*Task*
Rewrite every one of the rows below, putting "Numbered description" wherever "Description with numbered items" appears and keeping everything else identical.

*Items*
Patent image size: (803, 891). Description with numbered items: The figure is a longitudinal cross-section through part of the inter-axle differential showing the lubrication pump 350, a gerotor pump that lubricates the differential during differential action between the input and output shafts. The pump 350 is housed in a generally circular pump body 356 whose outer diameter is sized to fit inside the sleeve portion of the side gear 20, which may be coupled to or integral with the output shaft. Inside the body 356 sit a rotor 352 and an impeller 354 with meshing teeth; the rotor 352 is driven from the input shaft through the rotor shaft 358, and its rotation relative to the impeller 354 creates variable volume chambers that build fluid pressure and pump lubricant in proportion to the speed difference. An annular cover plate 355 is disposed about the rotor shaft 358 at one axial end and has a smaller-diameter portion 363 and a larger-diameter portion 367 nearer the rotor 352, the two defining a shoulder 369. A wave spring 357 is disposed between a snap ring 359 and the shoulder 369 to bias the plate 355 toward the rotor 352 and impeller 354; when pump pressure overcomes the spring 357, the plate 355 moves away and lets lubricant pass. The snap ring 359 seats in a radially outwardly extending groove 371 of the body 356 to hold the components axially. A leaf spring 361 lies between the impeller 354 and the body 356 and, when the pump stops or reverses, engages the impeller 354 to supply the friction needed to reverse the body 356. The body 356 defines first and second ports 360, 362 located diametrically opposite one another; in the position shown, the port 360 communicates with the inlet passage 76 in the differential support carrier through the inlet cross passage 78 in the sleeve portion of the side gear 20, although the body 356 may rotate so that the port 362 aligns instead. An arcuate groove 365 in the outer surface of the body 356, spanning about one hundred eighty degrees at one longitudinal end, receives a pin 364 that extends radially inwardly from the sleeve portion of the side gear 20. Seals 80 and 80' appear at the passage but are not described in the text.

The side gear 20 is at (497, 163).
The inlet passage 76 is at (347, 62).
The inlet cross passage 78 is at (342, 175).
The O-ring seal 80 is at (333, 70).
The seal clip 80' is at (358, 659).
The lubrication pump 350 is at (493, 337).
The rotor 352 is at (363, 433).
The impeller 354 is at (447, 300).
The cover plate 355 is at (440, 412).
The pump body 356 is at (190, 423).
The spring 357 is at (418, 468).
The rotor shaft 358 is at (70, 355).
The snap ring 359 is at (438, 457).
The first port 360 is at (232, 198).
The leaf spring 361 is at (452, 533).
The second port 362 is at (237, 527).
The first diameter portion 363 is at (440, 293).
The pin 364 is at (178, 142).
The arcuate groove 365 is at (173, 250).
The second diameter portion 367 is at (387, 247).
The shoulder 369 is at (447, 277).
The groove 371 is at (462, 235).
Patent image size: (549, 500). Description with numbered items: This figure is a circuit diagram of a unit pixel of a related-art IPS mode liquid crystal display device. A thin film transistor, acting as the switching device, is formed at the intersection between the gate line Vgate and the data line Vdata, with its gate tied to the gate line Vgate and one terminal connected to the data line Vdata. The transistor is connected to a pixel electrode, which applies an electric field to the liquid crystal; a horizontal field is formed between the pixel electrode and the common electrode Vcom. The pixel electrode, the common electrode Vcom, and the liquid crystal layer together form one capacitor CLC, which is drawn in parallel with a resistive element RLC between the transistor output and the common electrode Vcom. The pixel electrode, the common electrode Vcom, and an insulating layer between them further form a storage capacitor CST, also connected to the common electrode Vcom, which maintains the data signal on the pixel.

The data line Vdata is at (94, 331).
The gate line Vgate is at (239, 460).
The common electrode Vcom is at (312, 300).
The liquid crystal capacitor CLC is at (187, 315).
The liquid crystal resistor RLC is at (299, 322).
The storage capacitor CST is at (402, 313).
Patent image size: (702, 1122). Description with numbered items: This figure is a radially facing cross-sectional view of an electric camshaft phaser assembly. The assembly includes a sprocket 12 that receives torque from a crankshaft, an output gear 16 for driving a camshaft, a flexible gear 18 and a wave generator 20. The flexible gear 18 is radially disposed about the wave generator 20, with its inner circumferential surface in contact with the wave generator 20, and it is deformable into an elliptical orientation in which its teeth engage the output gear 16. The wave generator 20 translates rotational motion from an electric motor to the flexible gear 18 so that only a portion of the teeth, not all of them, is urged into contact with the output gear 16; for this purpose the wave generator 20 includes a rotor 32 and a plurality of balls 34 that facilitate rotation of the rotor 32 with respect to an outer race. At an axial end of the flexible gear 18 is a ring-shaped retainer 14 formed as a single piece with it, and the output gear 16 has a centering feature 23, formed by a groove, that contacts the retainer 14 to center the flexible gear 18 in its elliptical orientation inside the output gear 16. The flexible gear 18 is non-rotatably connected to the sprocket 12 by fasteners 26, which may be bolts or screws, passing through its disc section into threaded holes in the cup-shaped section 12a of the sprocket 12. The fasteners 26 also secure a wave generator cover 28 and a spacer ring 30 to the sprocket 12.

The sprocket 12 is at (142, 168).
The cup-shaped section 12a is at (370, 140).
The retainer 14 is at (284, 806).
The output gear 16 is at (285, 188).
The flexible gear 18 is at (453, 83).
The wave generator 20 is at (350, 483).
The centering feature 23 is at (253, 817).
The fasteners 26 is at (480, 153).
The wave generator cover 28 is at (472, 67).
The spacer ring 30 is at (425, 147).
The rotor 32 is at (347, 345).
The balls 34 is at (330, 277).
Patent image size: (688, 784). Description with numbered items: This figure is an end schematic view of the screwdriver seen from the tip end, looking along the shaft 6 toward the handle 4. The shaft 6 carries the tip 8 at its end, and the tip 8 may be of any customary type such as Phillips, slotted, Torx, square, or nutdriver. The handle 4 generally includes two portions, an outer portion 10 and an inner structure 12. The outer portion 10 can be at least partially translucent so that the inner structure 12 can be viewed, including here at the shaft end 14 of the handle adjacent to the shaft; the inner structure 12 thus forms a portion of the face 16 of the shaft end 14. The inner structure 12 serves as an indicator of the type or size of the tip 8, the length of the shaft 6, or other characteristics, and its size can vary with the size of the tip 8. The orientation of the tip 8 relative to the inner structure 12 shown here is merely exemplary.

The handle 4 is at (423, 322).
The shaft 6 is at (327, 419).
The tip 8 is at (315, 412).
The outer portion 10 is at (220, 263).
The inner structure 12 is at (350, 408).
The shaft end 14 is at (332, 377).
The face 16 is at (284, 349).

*Answer in full*
Patent image size: (803, 891). Numbered description: The figure is a longitudinal cross-section through part of the inter-axle differential showing the lubrication pump 350, a gerotor pump that lubricates the differential during differential action between the input and output shafts. The pump 350 is housed in a generally circular pump body 356 whose outer diameter is sized to fit inside the sleeve portion of the side gear 20, which may be coupled to or integral with the output shaft. Inside the body 356 sit a rotor 352 and an impeller 354 with meshing teeth; the rotor 352 is driven from the input shaft through the rotor shaft 358, and its rotation relative to the impeller 354 creates variable volume chambers that build fluid pressure and pump lubricant in proportion to the speed difference. An annular cover plate 355 is disposed about the rotor shaft 358 at one axial end and has a smaller-diameter portion 363 and a larger-diameter portion 367 nearer the rotor 352, the two defining a shoulder 369. A wave spring 357 is disposed between a snap ring 359 and the shoulder 369 to bias the plate 355 toward the rotor 352 and impeller 354; when pump pressure overcomes the spring 357, the plate 355 moves away and lets lubricant pass. The snap ring 359 seats in a radially outwardly extending groove 371 of the body 356 to hold the components axially. A leaf spring 361 lies between the impeller 354 and the body 356 and, when the pump stops or reverses, engages the impeller 354 to supply the friction needed to reverse the body 356. The body 356 defines first and second ports 360, 362 located diametrically opposite one another; in the position shown, the port 360 communicates with the inlet passage 76 in the differential support carrier through the inlet cross passage 78 in the sleeve portion of the side gear 20, although the body 356 may rotate so that the port 362 aligns instead. An arcuate groove 365 in the outer surface of the body 356, spanning about one hundred eighty degrees at one longitudinal end, receives a pin 364 that extends radially inwardly from the sleeve portion of the side gear 20. Seals 80 and 80' appear at the passage but are not described in the text.

The side gear 20 is at (497, 163).
The inlet passage 76 is at (347, 62).
The inlet cross passage 78 is at (342, 175).
The O-ring seal 80 is at (333, 70).
The seal clip 80' is at (358, 659).
The lubrication pump 350 is at (493, 337).
The rotor 352 is at (363, 433).
The impeller 354 is at (447, 300).
The cover plate 355 is at (440, 412).
The pump body 356 is at (190, 423).
The spring 357 is at (418, 468).
The rotor shaft 358 is at (70, 355).
The snap ring 359 is at (438, 457).
The first port 360 is at (232, 198).
The leaf spring 361 is at (452, 533).
The second port 362 is at (237, 527).
The first diameter portion 363 is at (440, 293).
The pin 364 is at (178, 142).
The arcuate groove 365 is at (173, 250).
The second diameter portion 367 is at (387, 247).
The shoulder 369 is at (447, 277).
The groove 371 is at (462, 235).
Patent image size: (549, 500). Numbered description: This figure is a circuit diagram of a unit pixel of a related-art IPS mode liquid crystal display device. A thin film transistor, acting as the switching device, is formed at the intersection between the gate line Vgate and the data line Vdata, with its gate tied to the gate line Vgate and one terminal connected to the data line Vdata. The transistor is connected to a pixel electrode, which applies an electric field to the liquid crystal; a horizontal field is formed between the pixel electrode and the common electrode Vcom. The pixel electrode, the common electrode Vcom, and the liquid crystal layer together form one capacitor CLC, which is drawn in parallel with a resistive element RLC between the transistor output and the common electrode Vcom. The pixel electrode, the common electrode Vcom, and an insulating layer between them further form a storage capacitor CST, also connected to the common electrode Vcom, which maintains the data signal on the pixel.

The data line Vdata is at (94, 331).
The gate line Vgate is at (239, 460).
The common electrode Vcom is at (312, 300).
The liquid crystal capacitor CLC is at (187, 315).
The liquid crystal resistor RLC is at (299, 322).
The storage capacitor CST is at (402, 313).
Patent image size: (702, 1122). Numbered description: This figure is a radially facing cross-sectional view of an electric camshaft phaser assembly. The assembly includes a sprocket 12 that receives torque from a crankshaft, an output gear 16 for driving a camshaft, a flexible gear 18 and a wave generator 20. The flexible gear 18 is radially disposed about the wave generator 20, with its inner circumferential surface in contact with the wave generator 20, and it is deformable into an elliptical orientation in which its teeth engage the output gear 16. The wave generator 20 translates rotational motion from an electric motor to the flexible gear 18 so that only a portion of the teeth, not all of them, is urged into contact with the output gear 16; for this purpose the wave generator 20 includes a rotor 32 and a plurality of balls 34 that facilitate rotation of the rotor 32 with respect to an outer race. At an axial end of the flexible gear 18 is a ring-shaped retainer 14 formed as a single piece with it, and the output gear 16 has a centering feature 23, formed by a groove, that contacts the retainer 14 to center the flexible gear 18 in its elliptical orientation inside the output gear 16. The flexible gear 18 is non-rotatably connected to the sprocket 12 by fasteners 26, which may be bolts or screws, passing through its disc section into threaded holes in the cup-shaped section 12a of the sprocket 12. The fasteners 26 also secure a wave generator cover 28 and a spacer ring 30 to the sprocket 12.

The sprocket 12 is at (142, 168).
The cup-shaped section 12a is at (370, 140).
The retainer 14 is at (284, 806).
The output gear 16 is at (285, 188).
The flexible gear 18 is at (453, 83).
The wave generator 20 is at (350, 483).
The centering feature 23 is at (253, 817).
The fasteners 26 is at (480, 153).
The wave generator cover 28 is at (472, 67).
The spacer ring 30 is at (425, 147).
The rotor 32 is at (347, 345).
The balls 34 is at (330, 277).
Patent image size: (688, 784). Numbered description: This figure is an end schematic view of the screwdriver seen from the tip end, looking along the shaft 6 toward the handle 4. The shaft 6 carries the tip 8 at its end, and the tip 8 may be of any customary type such as Phillips, slotted, Torx, square, or nutdriver. The handle 4 generally includes two portions, an outer portion 10 and an inner structure 12. The outer portion 10 can be at least partially translucent so that the inner structure 12 can be viewed, including here at the shaft end 14 of the handle adjacent to the shaft; the inner structure 12 thus forms a portion of the face 16 of the shaft end 14. The inner structure 12 serves as an indicator of the type or size of the tip 8, the length of the shaft 6, or other characteristics, and its size can vary with the size of the tip 8. The orientation of the tip 8 relative to the inner structure 12 shown here is merely exemplary.

The handle 4 is at (423, 322).
The shaft 6 is at (327, 419).
The tip 8 is at (315, 412).
The outer portion 10 is at (220, 263).
The inner structure 12 is at (350, 408).
The shaft end 14 is at (332, 377).
The face 16 is at (284, 349).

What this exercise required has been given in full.